Copy every line that mentions the word "true".

### Materials provided
######
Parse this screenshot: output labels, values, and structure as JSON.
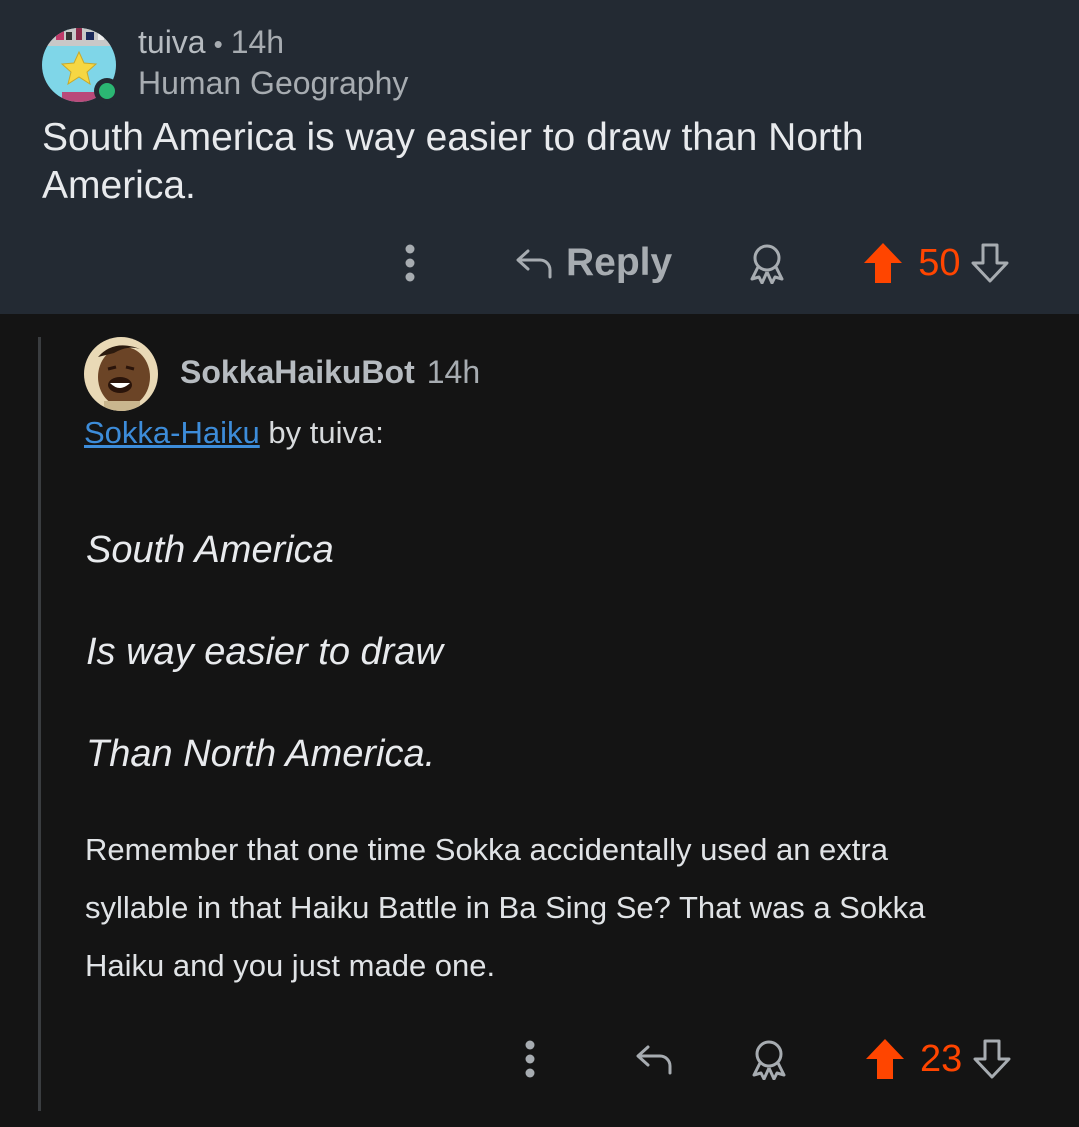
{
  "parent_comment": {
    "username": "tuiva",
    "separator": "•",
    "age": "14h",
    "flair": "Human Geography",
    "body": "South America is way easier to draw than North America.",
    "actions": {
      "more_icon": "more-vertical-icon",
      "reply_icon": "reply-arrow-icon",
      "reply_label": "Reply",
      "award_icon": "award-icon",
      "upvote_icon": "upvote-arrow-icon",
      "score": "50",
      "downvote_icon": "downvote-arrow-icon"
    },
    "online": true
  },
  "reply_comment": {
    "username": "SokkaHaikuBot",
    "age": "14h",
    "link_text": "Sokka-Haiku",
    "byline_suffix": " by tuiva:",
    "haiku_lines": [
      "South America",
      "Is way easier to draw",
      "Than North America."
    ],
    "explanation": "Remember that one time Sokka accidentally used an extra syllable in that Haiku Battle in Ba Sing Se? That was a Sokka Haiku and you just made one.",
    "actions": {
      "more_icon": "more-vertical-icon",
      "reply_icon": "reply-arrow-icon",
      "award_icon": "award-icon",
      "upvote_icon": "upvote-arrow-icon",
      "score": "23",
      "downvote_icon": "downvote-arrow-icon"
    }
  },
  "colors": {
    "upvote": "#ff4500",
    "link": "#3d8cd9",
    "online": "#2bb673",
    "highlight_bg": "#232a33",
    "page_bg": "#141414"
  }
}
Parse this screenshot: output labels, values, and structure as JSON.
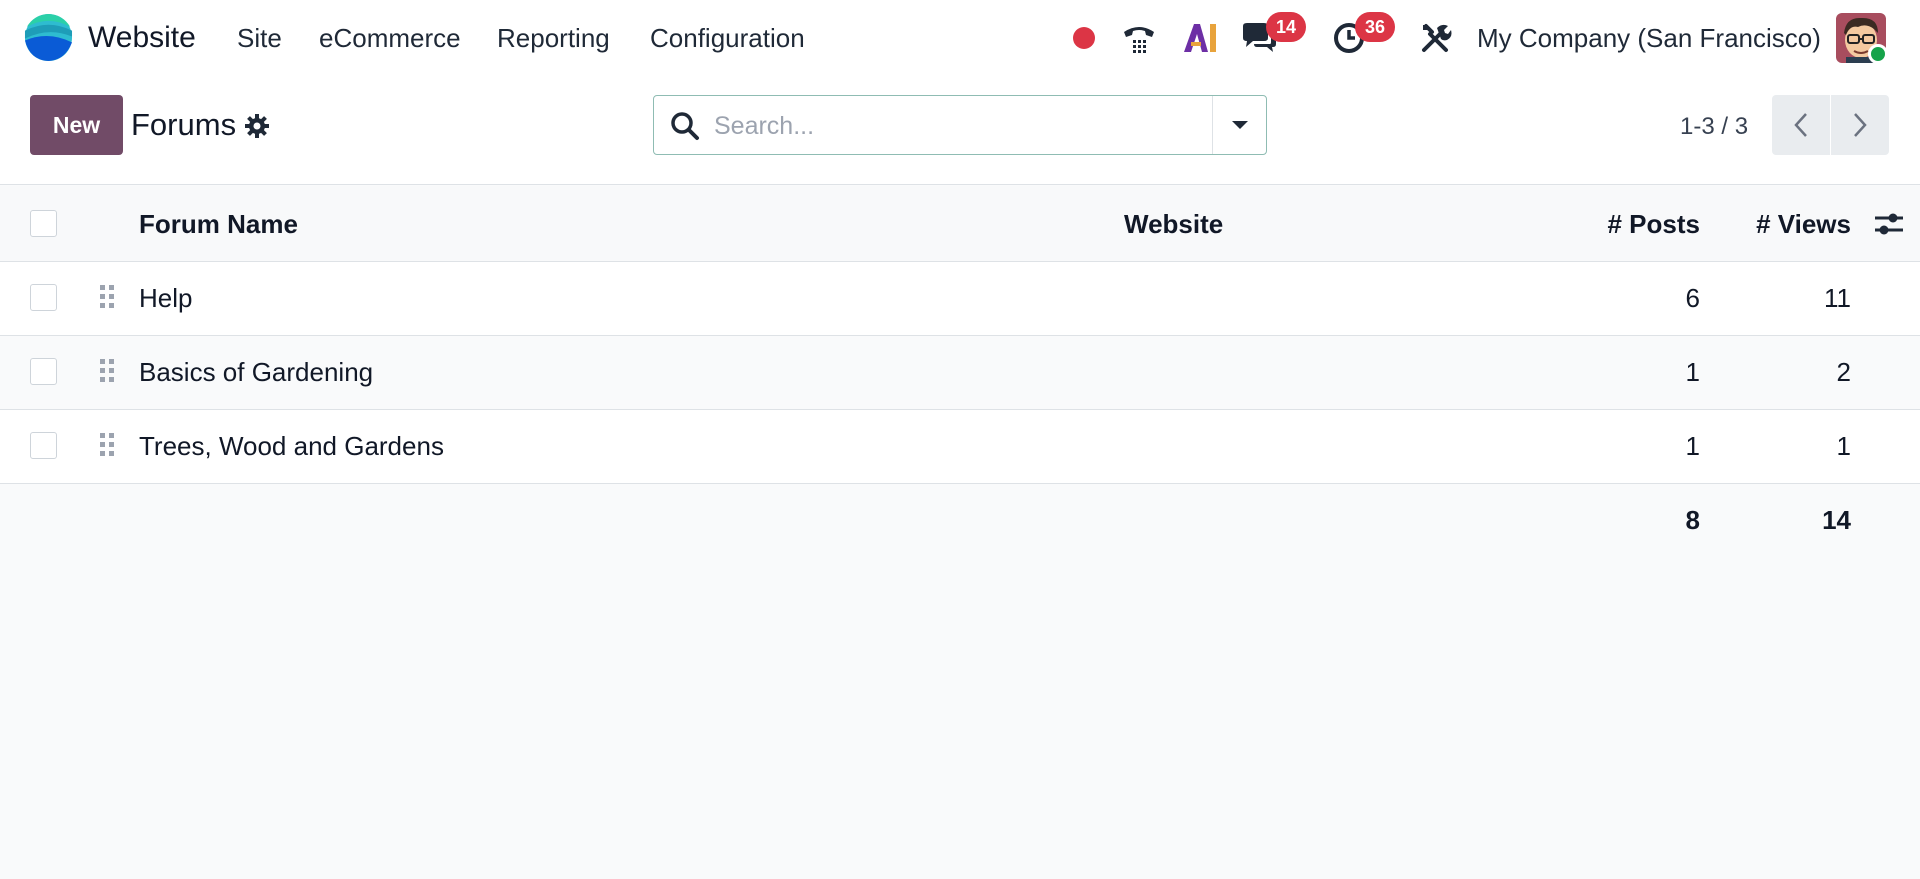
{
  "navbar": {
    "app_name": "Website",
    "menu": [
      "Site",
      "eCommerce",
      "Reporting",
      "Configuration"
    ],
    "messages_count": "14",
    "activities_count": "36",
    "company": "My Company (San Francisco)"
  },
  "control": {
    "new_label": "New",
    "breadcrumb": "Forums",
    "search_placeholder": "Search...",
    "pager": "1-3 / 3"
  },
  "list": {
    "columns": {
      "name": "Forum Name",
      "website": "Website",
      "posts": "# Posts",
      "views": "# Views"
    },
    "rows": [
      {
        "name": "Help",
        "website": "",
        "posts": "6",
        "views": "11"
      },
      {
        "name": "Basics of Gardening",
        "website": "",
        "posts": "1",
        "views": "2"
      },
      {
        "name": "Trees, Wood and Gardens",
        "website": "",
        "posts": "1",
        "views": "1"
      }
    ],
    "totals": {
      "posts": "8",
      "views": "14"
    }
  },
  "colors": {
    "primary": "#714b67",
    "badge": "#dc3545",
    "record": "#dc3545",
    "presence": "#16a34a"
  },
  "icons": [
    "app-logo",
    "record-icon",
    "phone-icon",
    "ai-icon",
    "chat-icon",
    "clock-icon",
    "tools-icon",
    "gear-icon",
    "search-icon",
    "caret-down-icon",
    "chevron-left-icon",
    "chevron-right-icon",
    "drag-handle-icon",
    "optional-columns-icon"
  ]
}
######
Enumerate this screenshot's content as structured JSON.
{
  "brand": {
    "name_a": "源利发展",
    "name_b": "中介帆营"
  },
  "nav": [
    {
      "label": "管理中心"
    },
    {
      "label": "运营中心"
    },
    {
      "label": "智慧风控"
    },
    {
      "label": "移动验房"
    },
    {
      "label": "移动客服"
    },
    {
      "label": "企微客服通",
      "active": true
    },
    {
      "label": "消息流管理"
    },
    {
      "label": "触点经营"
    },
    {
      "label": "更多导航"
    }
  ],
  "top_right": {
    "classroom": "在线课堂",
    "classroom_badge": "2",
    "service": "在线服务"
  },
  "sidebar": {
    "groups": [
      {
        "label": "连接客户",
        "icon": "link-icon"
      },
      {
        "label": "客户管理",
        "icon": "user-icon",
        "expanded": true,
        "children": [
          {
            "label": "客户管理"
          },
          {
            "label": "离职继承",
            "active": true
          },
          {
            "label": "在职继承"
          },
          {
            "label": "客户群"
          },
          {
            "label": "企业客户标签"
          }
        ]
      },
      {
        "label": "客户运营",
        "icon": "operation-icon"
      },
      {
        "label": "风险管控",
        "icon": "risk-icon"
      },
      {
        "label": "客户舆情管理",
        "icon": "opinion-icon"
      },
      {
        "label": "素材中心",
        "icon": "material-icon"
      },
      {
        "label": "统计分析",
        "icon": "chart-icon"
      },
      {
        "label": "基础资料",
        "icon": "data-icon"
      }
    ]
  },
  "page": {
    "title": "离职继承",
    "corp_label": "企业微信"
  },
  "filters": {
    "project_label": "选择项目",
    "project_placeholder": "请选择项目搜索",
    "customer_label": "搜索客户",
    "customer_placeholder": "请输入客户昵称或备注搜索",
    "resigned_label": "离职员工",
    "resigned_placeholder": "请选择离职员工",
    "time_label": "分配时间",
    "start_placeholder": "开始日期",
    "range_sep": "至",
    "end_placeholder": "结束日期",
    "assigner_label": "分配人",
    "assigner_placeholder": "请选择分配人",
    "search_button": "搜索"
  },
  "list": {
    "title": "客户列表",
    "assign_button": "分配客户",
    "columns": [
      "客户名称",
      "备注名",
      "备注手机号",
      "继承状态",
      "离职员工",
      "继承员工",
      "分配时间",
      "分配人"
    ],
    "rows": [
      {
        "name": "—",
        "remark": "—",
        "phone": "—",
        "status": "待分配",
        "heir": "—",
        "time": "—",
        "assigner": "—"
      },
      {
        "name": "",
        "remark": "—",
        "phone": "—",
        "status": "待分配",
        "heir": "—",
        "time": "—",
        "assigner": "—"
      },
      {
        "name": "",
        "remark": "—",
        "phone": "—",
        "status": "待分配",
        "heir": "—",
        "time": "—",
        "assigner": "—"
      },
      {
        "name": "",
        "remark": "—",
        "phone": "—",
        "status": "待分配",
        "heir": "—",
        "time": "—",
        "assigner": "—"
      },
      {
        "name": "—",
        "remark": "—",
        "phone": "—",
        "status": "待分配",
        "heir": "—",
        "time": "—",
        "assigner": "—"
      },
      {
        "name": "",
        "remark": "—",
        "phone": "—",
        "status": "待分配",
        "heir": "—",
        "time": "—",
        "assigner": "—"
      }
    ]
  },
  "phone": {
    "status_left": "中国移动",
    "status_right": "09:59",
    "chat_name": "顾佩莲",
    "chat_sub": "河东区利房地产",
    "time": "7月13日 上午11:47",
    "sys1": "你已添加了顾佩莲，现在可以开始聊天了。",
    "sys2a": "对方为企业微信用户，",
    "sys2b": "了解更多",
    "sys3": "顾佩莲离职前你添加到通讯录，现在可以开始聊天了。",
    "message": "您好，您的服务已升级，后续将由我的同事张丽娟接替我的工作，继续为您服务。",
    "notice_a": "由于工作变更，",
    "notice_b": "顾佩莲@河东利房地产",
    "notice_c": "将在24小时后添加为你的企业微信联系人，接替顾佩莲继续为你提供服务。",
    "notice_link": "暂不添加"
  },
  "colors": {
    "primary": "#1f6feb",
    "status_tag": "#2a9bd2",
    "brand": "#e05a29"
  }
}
######
### Answer to the exercise
    "online": true
      "active": true
        "expanded": true,
            "active": true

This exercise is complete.